WHAT IS EXPECTED
Write only the number of lines holding the string "structured".

TASK INPUTS
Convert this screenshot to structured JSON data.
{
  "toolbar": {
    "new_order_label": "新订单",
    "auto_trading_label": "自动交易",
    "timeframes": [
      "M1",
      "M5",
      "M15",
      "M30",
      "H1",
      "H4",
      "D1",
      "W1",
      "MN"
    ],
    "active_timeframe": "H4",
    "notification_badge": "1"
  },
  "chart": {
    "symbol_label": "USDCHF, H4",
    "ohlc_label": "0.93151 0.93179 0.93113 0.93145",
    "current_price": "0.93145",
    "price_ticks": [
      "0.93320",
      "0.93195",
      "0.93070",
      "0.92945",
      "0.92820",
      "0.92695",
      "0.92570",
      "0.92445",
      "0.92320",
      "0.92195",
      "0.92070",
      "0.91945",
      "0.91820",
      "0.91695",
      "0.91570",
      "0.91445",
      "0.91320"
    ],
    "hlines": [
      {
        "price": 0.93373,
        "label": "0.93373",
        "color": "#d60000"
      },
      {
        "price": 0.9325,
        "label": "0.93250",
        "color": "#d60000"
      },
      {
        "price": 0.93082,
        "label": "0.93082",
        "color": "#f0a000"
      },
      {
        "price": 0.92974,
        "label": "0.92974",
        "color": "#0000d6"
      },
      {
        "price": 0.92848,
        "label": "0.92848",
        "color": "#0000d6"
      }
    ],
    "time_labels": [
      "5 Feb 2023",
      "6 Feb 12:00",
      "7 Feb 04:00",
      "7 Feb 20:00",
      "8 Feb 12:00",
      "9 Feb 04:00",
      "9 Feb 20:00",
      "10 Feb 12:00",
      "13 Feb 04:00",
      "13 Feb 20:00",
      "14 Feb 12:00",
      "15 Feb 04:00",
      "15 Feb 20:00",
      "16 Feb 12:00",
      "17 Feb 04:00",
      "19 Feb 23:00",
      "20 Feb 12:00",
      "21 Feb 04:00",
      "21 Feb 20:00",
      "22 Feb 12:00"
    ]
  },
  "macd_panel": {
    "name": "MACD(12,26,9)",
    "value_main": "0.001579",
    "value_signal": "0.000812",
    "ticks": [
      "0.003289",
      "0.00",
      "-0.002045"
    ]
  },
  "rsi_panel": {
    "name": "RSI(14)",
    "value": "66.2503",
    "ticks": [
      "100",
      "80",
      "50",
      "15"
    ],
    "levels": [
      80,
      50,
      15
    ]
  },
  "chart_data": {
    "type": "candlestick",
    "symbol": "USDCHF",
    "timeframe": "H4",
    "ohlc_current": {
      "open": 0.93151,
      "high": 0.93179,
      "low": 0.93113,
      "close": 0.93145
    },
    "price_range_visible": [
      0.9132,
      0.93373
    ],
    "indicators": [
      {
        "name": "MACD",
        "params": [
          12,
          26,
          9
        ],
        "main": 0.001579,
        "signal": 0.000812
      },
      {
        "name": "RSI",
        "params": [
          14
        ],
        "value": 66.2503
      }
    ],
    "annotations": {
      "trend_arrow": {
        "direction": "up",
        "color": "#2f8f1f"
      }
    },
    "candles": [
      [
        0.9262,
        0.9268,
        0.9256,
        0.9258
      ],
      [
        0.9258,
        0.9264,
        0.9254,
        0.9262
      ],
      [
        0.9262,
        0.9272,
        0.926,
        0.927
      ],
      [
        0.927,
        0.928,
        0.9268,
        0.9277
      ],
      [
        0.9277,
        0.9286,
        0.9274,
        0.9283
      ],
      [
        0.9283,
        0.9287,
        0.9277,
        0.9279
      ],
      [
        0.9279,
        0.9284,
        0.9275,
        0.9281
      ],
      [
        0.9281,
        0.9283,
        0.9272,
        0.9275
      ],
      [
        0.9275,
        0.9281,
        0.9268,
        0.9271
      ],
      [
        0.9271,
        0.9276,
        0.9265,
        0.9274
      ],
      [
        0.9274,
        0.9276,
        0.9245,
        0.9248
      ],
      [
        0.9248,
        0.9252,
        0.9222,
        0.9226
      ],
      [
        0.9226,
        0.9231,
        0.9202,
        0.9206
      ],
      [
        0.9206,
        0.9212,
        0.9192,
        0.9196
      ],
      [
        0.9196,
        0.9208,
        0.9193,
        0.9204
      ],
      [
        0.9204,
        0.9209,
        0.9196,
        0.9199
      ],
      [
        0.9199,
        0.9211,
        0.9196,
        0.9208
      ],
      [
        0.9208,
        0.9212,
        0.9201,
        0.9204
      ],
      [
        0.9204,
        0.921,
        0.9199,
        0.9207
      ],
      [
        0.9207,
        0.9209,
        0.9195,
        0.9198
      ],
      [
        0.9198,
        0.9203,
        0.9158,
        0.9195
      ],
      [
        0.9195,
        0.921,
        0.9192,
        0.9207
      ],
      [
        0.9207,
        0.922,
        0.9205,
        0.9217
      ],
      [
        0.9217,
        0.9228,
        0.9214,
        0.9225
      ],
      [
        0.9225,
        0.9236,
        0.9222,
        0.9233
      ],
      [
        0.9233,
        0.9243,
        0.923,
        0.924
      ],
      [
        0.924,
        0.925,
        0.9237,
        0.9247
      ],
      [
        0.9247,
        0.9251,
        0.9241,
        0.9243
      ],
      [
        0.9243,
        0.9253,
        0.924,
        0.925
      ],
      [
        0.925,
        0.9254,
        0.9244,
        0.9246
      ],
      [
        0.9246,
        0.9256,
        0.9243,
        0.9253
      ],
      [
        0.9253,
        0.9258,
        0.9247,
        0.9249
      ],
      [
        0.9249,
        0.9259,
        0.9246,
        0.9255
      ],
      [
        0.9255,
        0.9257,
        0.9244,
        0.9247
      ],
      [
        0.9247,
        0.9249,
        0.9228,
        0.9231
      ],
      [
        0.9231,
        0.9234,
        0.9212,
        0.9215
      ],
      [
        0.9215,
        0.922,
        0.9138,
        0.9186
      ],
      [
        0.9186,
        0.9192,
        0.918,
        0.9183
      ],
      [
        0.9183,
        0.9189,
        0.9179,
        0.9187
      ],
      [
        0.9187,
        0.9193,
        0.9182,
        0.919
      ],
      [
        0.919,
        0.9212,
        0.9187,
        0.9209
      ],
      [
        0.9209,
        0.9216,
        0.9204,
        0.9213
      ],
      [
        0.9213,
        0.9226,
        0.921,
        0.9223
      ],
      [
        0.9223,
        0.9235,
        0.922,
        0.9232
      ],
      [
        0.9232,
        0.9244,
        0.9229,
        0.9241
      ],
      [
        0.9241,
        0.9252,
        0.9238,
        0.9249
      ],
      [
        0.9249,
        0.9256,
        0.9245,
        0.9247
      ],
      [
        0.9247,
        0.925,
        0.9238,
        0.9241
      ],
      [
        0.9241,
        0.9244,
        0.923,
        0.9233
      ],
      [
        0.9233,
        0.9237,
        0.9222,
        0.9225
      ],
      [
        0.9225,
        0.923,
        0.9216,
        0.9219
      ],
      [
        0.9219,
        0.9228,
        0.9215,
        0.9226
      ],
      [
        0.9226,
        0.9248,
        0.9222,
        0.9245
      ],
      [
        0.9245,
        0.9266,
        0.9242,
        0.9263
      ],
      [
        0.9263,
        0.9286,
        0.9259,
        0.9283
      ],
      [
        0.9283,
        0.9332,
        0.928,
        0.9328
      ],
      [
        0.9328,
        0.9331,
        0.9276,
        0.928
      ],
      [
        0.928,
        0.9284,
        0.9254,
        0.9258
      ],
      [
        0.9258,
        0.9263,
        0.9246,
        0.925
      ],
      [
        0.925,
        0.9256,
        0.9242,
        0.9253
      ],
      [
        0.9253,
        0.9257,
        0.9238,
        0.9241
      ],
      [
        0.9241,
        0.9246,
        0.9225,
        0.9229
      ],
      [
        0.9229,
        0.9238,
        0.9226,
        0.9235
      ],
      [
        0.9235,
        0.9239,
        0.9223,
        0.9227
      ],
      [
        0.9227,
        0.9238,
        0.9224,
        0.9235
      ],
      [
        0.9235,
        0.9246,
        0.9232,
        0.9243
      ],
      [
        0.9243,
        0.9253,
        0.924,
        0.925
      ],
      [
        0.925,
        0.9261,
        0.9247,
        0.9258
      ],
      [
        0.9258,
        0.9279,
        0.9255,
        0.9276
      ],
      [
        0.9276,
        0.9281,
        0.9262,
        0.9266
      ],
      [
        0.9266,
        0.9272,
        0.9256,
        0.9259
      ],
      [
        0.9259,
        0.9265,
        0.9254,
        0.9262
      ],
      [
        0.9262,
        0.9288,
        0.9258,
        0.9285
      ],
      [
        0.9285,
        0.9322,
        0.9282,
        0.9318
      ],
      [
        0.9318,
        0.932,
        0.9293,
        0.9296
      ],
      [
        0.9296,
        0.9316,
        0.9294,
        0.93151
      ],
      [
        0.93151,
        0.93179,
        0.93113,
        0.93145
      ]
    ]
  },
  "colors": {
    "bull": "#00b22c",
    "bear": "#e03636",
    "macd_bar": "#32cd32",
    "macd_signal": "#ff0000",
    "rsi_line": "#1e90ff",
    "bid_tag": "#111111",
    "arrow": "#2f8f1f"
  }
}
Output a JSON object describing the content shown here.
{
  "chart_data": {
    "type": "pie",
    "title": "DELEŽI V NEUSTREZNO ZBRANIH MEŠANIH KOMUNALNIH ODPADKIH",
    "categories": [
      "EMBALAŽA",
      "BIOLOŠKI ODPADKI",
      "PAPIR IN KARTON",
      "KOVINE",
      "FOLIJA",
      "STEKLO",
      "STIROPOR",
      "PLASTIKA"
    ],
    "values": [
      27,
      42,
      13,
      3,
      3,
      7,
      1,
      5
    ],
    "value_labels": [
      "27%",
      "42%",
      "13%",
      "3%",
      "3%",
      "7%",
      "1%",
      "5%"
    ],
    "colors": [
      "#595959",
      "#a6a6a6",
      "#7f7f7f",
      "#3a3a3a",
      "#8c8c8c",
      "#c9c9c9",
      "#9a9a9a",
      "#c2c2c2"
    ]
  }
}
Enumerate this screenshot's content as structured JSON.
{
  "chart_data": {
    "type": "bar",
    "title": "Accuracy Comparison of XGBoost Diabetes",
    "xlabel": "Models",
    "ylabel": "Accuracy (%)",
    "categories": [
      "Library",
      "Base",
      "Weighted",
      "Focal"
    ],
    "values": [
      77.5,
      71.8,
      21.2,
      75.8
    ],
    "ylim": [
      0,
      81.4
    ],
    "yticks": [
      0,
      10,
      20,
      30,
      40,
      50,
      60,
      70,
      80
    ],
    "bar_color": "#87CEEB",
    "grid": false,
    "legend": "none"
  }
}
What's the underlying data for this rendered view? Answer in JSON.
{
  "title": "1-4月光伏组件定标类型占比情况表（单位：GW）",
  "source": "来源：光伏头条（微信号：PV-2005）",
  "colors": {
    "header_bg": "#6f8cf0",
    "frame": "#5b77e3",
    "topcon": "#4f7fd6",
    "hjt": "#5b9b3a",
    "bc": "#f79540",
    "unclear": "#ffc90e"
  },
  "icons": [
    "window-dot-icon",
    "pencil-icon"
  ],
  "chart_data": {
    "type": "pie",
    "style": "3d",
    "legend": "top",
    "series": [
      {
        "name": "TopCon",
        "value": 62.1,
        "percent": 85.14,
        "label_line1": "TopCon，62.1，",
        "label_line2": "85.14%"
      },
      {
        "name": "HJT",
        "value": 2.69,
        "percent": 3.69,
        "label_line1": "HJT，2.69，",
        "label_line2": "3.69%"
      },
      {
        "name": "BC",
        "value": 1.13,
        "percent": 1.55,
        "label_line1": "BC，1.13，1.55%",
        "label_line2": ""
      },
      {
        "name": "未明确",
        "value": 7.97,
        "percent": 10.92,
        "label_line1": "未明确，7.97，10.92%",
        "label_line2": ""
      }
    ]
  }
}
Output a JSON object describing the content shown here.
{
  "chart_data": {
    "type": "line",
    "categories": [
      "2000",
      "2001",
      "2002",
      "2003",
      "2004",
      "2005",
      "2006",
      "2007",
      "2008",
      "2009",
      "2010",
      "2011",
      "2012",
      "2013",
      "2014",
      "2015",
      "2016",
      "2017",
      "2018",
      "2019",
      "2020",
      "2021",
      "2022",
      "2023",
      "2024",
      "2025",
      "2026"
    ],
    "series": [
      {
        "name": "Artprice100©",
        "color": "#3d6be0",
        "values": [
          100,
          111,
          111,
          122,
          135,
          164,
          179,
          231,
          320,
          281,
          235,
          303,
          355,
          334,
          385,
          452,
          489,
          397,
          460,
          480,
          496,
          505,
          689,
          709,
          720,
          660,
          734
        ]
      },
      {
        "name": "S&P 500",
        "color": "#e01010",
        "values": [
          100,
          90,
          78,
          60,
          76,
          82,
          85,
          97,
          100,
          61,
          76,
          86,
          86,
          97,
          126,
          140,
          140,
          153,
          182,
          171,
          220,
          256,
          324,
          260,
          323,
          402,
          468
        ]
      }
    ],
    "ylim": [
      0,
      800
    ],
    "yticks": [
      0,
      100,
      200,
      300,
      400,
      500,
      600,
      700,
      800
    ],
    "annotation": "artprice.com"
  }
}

THE OUTPUT
2